| Your tasks |
a) Please answer these questions about the grey jacket thread, one line each:
(i) Which shirt color does Makeup Emporium suggest instead of the pink?
(ii) How does Skin*Deep describe the pink shirt?
(iii) What does nichollecaren say to take instead of xanax?
b) Reproduce word for word the passage of the grey jacket thread from "## Makeup Emporium" up to and including "as well! HTH!".

# ladies! help with grey jacket!



## Skin*Deep (Aug 5, 2009)

can I wear a well fitting charcoal grey jacket with black pants? would you believe I have NEVER bought a jacket/pant together? I hate when blacks don't match exactly.....I was going to do a white sleveless sweater under it. any thoughts? pink shirt under it? totally wrong all together? I can't decide and all my husband will say is "fine" hah


----------



## Makeup Emporium (Aug 5, 2009)

Black and grey definitely work together.  I would go with a white shirt instead of the pink.  Although I think the pink would go I just think it would be too many colours going on while white would just blend everything together IMO.


----------



## gildedangel (Aug 5, 2009)

A charcoal grey jacket will go great with black pants! You could do any color of shirt with that combination, I personally would choose a brighter, crisp color to wear under clothes that are so neutral. You could do a bright shoe or purse as well! HTH!


----------



## Skin*Deep (Aug 5, 2009)

thank you thankyou! getting ready for a last minute, unexpected interview.....thank you again!


----------



## nichollecaren (Aug 5, 2009)

I like to wear red and pink with my grays...powder blue will also look awesome.  U can go with white, or another shade of gray but it really depends on your personality.


----------



## Skin*Deep (Aug 5, 2009)

the pink is a very light baby pink, with white stripes, but you can barely see the stripes. I have both pink and white in the the dryer now to knock out wrinkles. I am freaking nervous!! I applied online last night, and they called me this morning wanting me to come in, "before lunch" it would be for the same position I have now, but with a higher-end store.
I'm sort of freaking out. who has xanax to share? =D


----------



## nichollecaren (Aug 5, 2009)

no need for xanax! Take a b-complex 
	

	
	
		
		

		
			





 no coffee! breathe! You will do well!


----------

| Supplied data |
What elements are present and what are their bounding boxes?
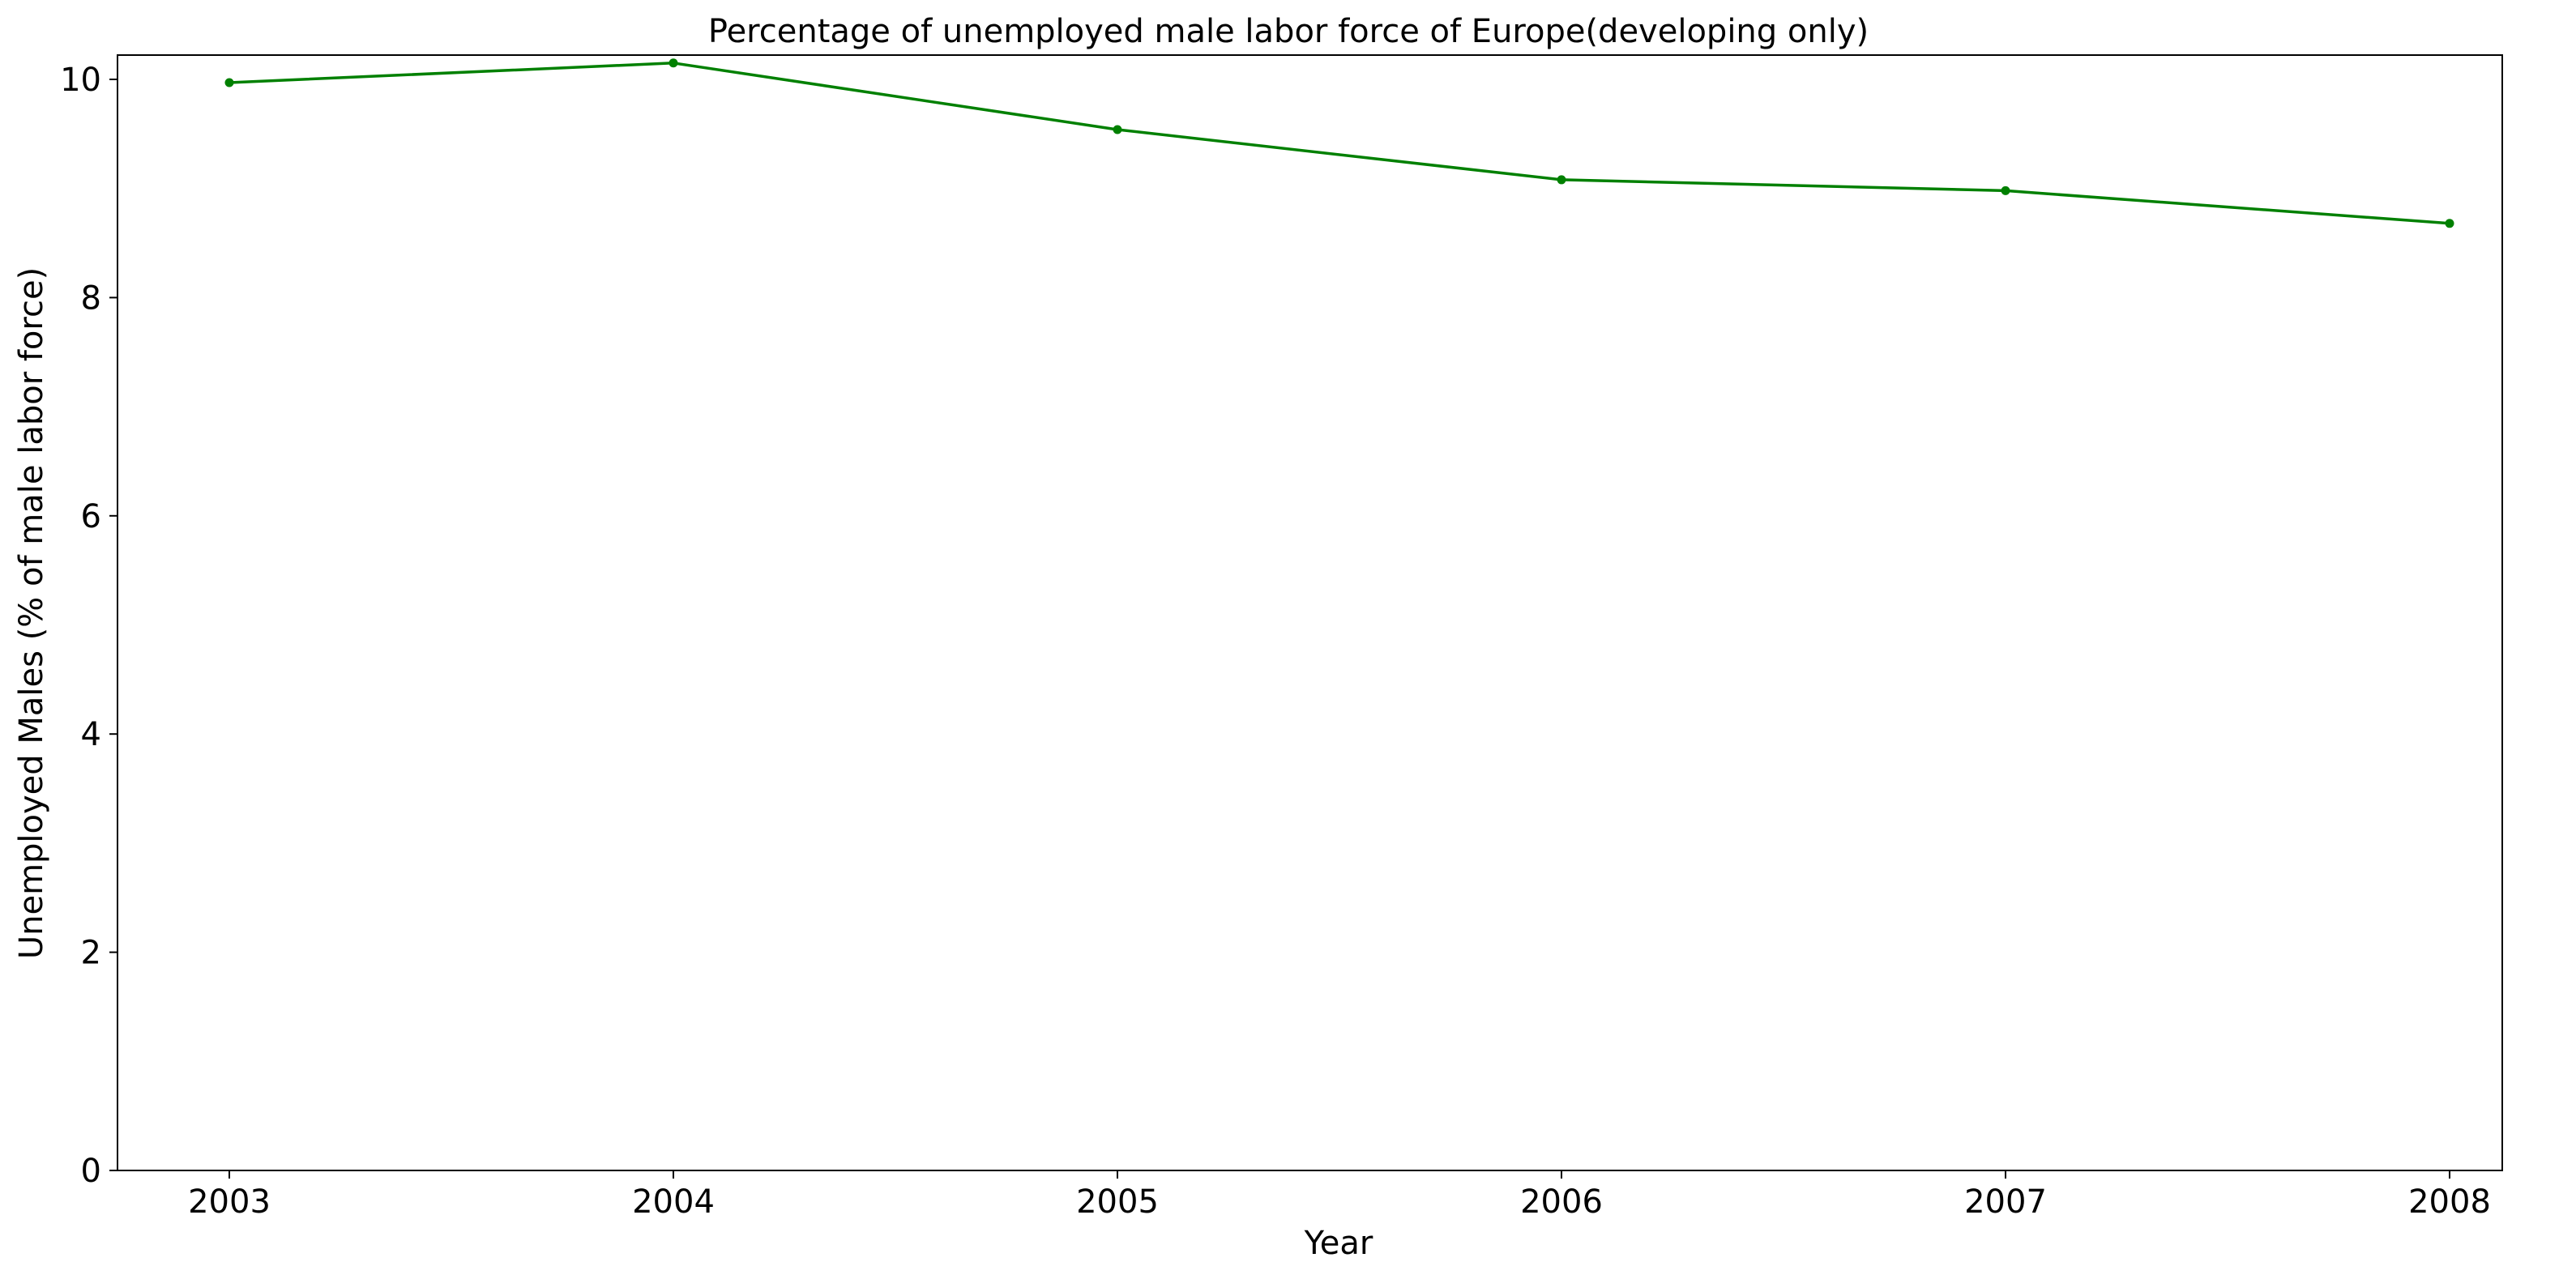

| Solutions to each task |
a)
(i) White.
(ii) A very light baby pink, with white stripes that can barely be seen.
(iii) A b-complex.

b)
## Makeup Emporium (Aug 5, 2009)

Black and grey definitely work together.  I would go with a white shirt instead of the pink.  Although I think the pink would go I just think it would be too many colours going on while white would just blend everything together IMO.


----------



## gildedangel (Aug 5, 2009)

A charcoal grey jacket will go great with black pants! You could do any color of shirt with that combination, I personally would choose a brighter, crisp color to wear under clothes that are so neutral. You could do a bright shoe or purse as well! HTH!